## begin Entries shown
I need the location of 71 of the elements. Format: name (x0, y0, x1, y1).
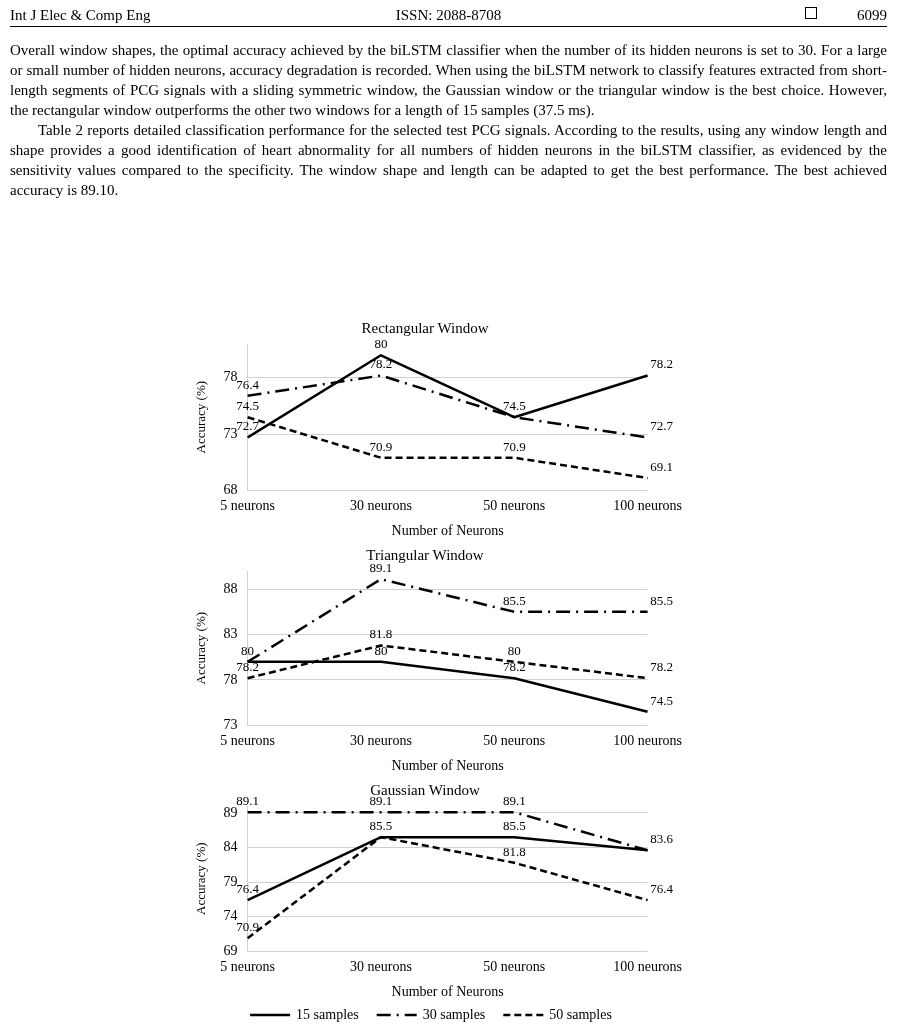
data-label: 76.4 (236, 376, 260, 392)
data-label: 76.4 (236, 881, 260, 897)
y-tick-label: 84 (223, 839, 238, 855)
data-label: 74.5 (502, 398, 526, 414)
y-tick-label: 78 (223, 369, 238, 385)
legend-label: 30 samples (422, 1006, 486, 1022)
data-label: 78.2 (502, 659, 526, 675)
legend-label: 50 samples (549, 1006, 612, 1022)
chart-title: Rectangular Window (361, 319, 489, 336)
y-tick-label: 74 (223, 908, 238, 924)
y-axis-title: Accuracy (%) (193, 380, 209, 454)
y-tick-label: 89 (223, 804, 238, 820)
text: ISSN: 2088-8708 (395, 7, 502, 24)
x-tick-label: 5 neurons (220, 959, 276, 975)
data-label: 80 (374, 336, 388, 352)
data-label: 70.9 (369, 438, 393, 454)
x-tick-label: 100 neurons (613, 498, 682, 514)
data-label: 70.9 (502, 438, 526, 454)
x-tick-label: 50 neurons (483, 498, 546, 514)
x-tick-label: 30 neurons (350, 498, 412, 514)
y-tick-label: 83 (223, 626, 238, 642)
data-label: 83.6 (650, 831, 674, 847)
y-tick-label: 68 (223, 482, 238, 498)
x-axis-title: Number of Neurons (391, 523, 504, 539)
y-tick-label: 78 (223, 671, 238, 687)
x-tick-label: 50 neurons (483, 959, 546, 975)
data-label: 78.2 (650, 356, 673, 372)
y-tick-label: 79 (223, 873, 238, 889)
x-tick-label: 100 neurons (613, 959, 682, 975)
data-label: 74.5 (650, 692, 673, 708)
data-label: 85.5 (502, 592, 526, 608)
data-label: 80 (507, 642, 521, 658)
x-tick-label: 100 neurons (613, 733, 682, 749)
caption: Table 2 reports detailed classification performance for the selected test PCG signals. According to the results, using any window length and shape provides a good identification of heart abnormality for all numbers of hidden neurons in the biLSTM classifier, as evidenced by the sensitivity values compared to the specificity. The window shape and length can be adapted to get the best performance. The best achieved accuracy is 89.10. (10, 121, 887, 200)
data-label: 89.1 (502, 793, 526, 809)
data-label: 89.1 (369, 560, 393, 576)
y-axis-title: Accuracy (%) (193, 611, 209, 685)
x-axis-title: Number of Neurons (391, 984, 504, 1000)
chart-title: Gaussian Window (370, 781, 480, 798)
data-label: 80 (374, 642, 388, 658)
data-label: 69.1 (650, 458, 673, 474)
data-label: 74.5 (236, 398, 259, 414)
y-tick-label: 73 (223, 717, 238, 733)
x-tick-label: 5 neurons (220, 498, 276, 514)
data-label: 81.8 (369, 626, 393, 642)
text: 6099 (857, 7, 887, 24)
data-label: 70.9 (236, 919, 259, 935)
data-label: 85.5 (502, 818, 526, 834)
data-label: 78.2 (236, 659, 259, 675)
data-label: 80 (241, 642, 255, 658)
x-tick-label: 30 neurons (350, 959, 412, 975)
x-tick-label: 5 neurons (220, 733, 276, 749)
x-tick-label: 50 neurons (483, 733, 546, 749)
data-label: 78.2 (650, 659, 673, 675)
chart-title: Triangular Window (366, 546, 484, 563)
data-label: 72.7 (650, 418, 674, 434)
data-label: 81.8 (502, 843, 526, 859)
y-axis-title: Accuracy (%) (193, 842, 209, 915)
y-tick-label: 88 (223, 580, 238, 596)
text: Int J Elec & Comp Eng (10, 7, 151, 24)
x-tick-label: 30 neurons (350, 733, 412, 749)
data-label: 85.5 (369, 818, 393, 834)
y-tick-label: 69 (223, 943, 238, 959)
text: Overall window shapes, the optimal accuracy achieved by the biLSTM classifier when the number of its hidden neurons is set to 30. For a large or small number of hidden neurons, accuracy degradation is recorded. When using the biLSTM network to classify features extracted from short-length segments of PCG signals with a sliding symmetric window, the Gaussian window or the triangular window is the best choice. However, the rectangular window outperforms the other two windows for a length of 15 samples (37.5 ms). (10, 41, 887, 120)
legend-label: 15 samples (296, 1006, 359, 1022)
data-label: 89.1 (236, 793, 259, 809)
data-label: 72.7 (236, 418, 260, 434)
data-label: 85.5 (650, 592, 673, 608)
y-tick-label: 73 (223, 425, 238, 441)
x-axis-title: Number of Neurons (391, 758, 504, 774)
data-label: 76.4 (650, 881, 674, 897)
## end Entries shown
## begin Entries shown
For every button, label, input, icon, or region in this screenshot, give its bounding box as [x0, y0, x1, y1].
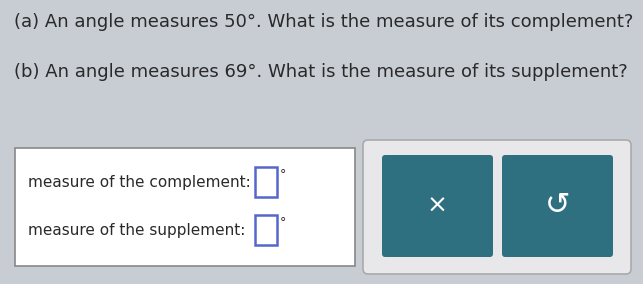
## end Entries shown
Exercise aim
Please output the part of the rows above that opens with the line containing "I need the location" and closes with the line containing "y-tick-label: 68 (223, 482, 238, 498)" as a Markdown table with the columns No. and Entry, numbering each line and skipping blank lines. Leave the pictures out.

Exercise result
| No. | Entry |
|---|---|
| 1 | I need the location of 71 of the elements. Format: name (x0, y0, x1, y1). |
| 2 | data-label: 76.4 (236, 376, 260, 392) |
| 3 | data-label: 76.4 (236, 881, 260, 897) |
| 4 | y-tick-label: 84 (223, 839, 238, 855) |
| 5 | data-label: 74.5 (502, 398, 526, 414) |
| 6 | y-tick-label: 78 (223, 369, 238, 385) |
| 7 | legend-label: 30 samples (422, 1006, 486, 1022) |
| 8 | data-label: 78.2 (502, 659, 526, 675) |
| 9 | legend-label: 50 samples (549, 1006, 612, 1022) |
| 10 | chart-title: Rectangular Window (361, 319, 489, 336) |
| 11 | y-tick-label: 74 (223, 908, 238, 924) |
| 12 | y-axis-title: Accuracy (%) (193, 380, 209, 454) |
| 13 | y-tick-label: 89 (223, 804, 238, 820) |
| 14 | text: ISSN: 2088-8708 (395, 7, 502, 24) |
| 15 | x-tick-label: 5 neurons (220, 959, 276, 975) |
| 16 | data-label: 80 (374, 336, 388, 352) |
| 17 | data-label: 70.9 (369, 438, 393, 454) |
| 18 | x-tick-label: 100 neurons (613, 498, 682, 514) |
| 19 | data-label: 70.9 (502, 438, 526, 454) |
| 20 | x-tick-label: 50 neurons (483, 498, 546, 514) |
| 21 | x-tick-label: 30 neurons (350, 498, 412, 514) |
| 22 | y-tick-label: 83 (223, 626, 238, 642) |
| 23 | data-label: 83.6 (650, 831, 674, 847) |
| 24 | y-tick-label: 68 (223, 482, 238, 498) |